[Material for this exercise]

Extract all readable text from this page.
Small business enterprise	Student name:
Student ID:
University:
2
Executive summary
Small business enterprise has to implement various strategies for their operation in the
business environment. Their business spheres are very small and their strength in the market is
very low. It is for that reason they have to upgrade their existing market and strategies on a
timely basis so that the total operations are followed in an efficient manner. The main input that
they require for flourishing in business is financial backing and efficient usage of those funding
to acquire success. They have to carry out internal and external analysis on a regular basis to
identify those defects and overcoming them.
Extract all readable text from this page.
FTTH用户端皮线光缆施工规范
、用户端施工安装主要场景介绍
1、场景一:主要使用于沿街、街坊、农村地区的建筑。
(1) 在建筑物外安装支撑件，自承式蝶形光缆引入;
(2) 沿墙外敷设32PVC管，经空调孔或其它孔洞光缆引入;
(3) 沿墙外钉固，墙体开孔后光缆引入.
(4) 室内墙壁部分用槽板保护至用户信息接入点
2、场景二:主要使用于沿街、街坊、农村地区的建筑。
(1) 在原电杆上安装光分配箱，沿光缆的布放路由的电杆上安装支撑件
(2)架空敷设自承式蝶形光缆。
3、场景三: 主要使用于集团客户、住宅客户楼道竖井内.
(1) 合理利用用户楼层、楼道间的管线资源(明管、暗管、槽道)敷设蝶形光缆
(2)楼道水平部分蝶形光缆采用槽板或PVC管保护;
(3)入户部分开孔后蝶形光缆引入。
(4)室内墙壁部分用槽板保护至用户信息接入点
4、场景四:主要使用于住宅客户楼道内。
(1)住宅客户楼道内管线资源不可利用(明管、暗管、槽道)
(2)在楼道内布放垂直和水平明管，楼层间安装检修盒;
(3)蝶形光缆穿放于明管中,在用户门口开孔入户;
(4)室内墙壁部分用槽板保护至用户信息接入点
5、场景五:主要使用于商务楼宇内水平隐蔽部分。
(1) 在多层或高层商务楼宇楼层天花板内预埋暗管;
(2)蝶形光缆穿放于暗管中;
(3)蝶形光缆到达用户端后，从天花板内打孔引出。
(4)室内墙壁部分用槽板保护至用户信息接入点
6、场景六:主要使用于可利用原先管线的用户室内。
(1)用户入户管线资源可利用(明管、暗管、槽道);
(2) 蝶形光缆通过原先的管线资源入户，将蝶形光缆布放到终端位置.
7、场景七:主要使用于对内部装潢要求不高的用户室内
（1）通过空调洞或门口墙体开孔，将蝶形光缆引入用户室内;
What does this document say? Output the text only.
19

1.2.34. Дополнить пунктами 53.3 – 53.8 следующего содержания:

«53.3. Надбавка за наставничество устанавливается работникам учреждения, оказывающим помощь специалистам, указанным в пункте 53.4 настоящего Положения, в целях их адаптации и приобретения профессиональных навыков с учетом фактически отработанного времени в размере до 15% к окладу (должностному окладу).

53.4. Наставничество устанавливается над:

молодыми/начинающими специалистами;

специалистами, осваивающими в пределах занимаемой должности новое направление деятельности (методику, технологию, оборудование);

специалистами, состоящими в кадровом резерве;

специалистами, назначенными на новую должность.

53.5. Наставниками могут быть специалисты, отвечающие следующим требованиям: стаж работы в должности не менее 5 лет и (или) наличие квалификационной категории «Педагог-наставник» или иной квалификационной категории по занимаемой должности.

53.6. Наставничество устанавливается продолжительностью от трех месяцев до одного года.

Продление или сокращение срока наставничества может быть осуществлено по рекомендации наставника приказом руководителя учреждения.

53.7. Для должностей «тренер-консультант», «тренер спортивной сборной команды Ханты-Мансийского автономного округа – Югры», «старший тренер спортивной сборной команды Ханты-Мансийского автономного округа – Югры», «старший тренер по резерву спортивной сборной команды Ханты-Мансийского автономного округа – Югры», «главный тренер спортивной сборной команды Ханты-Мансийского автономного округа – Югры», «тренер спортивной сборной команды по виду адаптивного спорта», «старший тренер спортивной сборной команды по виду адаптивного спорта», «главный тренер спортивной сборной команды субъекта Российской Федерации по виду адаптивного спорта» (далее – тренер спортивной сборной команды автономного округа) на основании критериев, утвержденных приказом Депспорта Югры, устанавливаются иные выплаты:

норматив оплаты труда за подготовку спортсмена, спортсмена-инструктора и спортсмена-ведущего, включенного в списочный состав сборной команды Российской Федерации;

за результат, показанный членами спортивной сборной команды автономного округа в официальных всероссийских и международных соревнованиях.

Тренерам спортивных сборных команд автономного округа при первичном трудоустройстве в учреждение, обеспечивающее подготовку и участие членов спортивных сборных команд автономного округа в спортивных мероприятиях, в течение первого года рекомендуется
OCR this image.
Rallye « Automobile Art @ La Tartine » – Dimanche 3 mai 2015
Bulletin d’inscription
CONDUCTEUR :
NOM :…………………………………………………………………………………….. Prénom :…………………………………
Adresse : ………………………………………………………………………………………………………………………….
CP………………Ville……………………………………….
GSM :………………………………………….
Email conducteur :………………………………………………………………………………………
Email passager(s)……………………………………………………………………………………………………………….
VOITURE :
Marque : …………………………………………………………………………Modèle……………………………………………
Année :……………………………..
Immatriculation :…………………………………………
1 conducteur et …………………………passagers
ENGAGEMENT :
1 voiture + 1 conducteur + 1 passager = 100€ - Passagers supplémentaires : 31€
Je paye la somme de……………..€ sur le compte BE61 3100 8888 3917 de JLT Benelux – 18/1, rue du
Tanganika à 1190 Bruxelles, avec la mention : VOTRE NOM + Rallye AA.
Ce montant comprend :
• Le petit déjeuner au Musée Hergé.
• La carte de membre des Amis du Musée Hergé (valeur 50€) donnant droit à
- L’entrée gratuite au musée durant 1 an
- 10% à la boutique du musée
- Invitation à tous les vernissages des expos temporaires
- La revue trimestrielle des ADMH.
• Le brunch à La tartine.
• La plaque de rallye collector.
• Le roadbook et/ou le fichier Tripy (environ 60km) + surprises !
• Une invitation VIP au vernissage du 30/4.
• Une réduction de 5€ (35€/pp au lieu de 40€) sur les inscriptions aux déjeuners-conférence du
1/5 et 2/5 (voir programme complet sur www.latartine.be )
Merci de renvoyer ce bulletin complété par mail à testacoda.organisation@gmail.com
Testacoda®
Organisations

[Aim] Write out the full listing exactly as given.

[Exercise answer]
Extract all readable text from this page.
Small business enterprise	Student name:
Student ID:
University:
2
Executive summary
Small business enterprise has to implement various strategies for their operation in the
business environment. Their business spheres are very small and their strength in the market is
very low. It is for that reason they have to upgrade their existing market and strategies on a
timely basis so that the total operations are followed in an efficient manner. The main input that
they require for flourishing in business is financial backing and efficient usage of those funding
to acquire success. They have to carry out internal and external analysis on a regular basis to
identify those defects and overcoming them.
Extract all readable text from this page.
FTTH用户端皮线光缆施工规范
、用户端施工安装主要场景介绍
1、场景一:主要使用于沿街、街坊、农村地区的建筑。
(1) 在建筑物外安装支撑件，自承式蝶形光缆引入;
(2) 沿墙外敷设32PVC管，经空调孔或其它孔洞光缆引入;
(3) 沿墙外钉固，墙体开孔后光缆引入.
(4) 室内墙壁部分用槽板保护至用户信息接入点
2、场景二:主要使用于沿街、街坊、农村地区的建筑。
(1) 在原电杆上安装光分配箱，沿光缆的布放路由的电杆上安装支撑件
(2)架空敷设自承式蝶形光缆。
3、场景三: 主要使用于集团客户、住宅客户楼道竖井内.
(1) 合理利用用户楼层、楼道间的管线资源(明管、暗管、槽道)敷设蝶形光缆
(2)楼道水平部分蝶形光缆采用槽板或PVC管保护;
(3)入户部分开孔后蝶形光缆引入。
(4)室内墙壁部分用槽板保护至用户信息接入点
4、场景四:主要使用于住宅客户楼道内。
(1)住宅客户楼道内管线资源不可利用(明管、暗管、槽道)
(2)在楼道内布放垂直和水平明管，楼层间安装检修盒;
(3)蝶形光缆穿放于明管中,在用户门口开孔入户;
(4)室内墙壁部分用槽板保护至用户信息接入点
5、场景五:主要使用于商务楼宇内水平隐蔽部分。
(1) 在多层或高层商务楼宇楼层天花板内预埋暗管;
(2)蝶形光缆穿放于暗管中;
(3)蝶形光缆到达用户端后，从天花板内打孔引出。
(4)室内墙壁部分用槽板保护至用户信息接入点
6、场景六:主要使用于可利用原先管线的用户室内。
(1)用户入户管线资源可利用(明管、暗管、槽道);
(2) 蝶形光缆通过原先的管线资源入户，将蝶形光缆布放到终端位置.
7、场景七:主要使用于对内部装潢要求不高的用户室内
（1）通过空调洞或门口墙体开孔，将蝶形光缆引入用户室内;
What does this document say? Output the text only.
19

1.2.34. Дополнить пунктами 53.3 – 53.8 следующего содержания:

«53.3. Надбавка за наставничество устанавливается работникам учреждения, оказывающим помощь специалистам, указанным в пункте 53.4 настоящего Положения, в целях их адаптации и приобретения профессиональных навыков с учетом фактически отработанного времени в размере до 15% к окладу (должностному окладу).

53.4. Наставничество устанавливается над:

молодыми/начинающими специалистами;

специалистами, осваивающими в пределах занимаемой должности новое направление деятельности (методику, технологию, оборудование);

специалистами, состоящими в кадровом резерве;

специалистами, назначенными на новую должность.

53.5. Наставниками могут быть специалисты, отвечающие следующим требованиям: стаж работы в должности не менее 5 лет и (или) наличие квалификационной категории «Педагог-наставник» или иной квалификационной категории по занимаемой должности.

53.6. Наставничество устанавливается продолжительностью от трех месяцев до одного года.

Продление или сокращение срока наставничества может быть осуществлено по рекомендации наставника приказом руководителя учреждения.

53.7. Для должностей «тренер-консультант», «тренер спортивной сборной команды Ханты-Мансийского автономного округа – Югры», «старший тренер спортивной сборной команды Ханты-Мансийского автономного округа – Югры», «старший тренер по резерву спортивной сборной команды Ханты-Мансийского автономного округа – Югры», «главный тренер спортивной сборной команды Ханты-Мансийского автономного округа – Югры», «тренер спортивной сборной команды по виду адаптивного спорта», «старший тренер спортивной сборной команды по виду адаптивного спорта», «главный тренер спортивной сборной команды субъекта Российской Федерации по виду адаптивного спорта» (далее – тренер спортивной сборной команды автономного округа) на основании критериев, утвержденных приказом Депспорта Югры, устанавливаются иные выплаты:

норматив оплаты труда за подготовку спортсмена, спортсмена-инструктора и спортсмена-ведущего, включенного в списочный состав сборной команды Российской Федерации;

за результат, показанный членами спортивной сборной команды автономного округа в официальных всероссийских и международных соревнованиях.

Тренерам спортивных сборных команд автономного округа при первичном трудоустройстве в учреждение, обеспечивающее подготовку и участие членов спортивных сборных команд автономного округа в спортивных мероприятиях, в течение первого года рекомендуется
OCR this image.
Rallye « Automobile Art @ La Tartine » – Dimanche 3 mai 2015
Bulletin d’inscription
CONDUCTEUR :
NOM :…………………………………………………………………………………….. Prénom :…………………………………
Adresse : ………………………………………………………………………………………………………………………….
CP………………Ville……………………………………….
GSM :………………………………………….
Email conducteur :………………………………………………………………………………………
Email passager(s)……………………………………………………………………………………………………………….
VOITURE :
Marque : …………………………………………………………………………Modèle……………………………………………
Année :……………………………..
Immatriculation :…………………………………………
1 conducteur et …………………………passagers
ENGAGEMENT :
1 voiture + 1 conducteur + 1 passager = 100€ - Passagers supplémentaires : 31€
Je paye la somme de……………..€ sur le compte BE61 3100 8888 3917 de JLT Benelux – 18/1, rue du
Tanganika à 1190 Bruxelles, avec la mention : VOTRE NOM + Rallye AA.
Ce montant comprend :
• Le petit déjeuner au Musée Hergé.
• La carte de membre des Amis du Musée Hergé (valeur 50€) donnant droit à
- L’entrée gratuite au musée durant 1 an
- 10% à la boutique du musée
- Invitation à tous les vernissages des expos temporaires
- La revue trimestrielle des ADMH.
• Le brunch à La tartine.
• La plaque de rallye collector.
• Le roadbook et/ou le fichier Tripy (environ 60km) + surprises !
• Une invitation VIP au vernissage du 30/4.
• Une réduction de 5€ (35€/pp au lieu de 40€) sur les inscriptions aux déjeuners-conférence du
1/5 et 2/5 (voir programme complet sur www.latartine.be )
Merci de renvoyer ce bulletin complété par mail à testacoda.organisation@gmail.com
Testacoda®
Organisations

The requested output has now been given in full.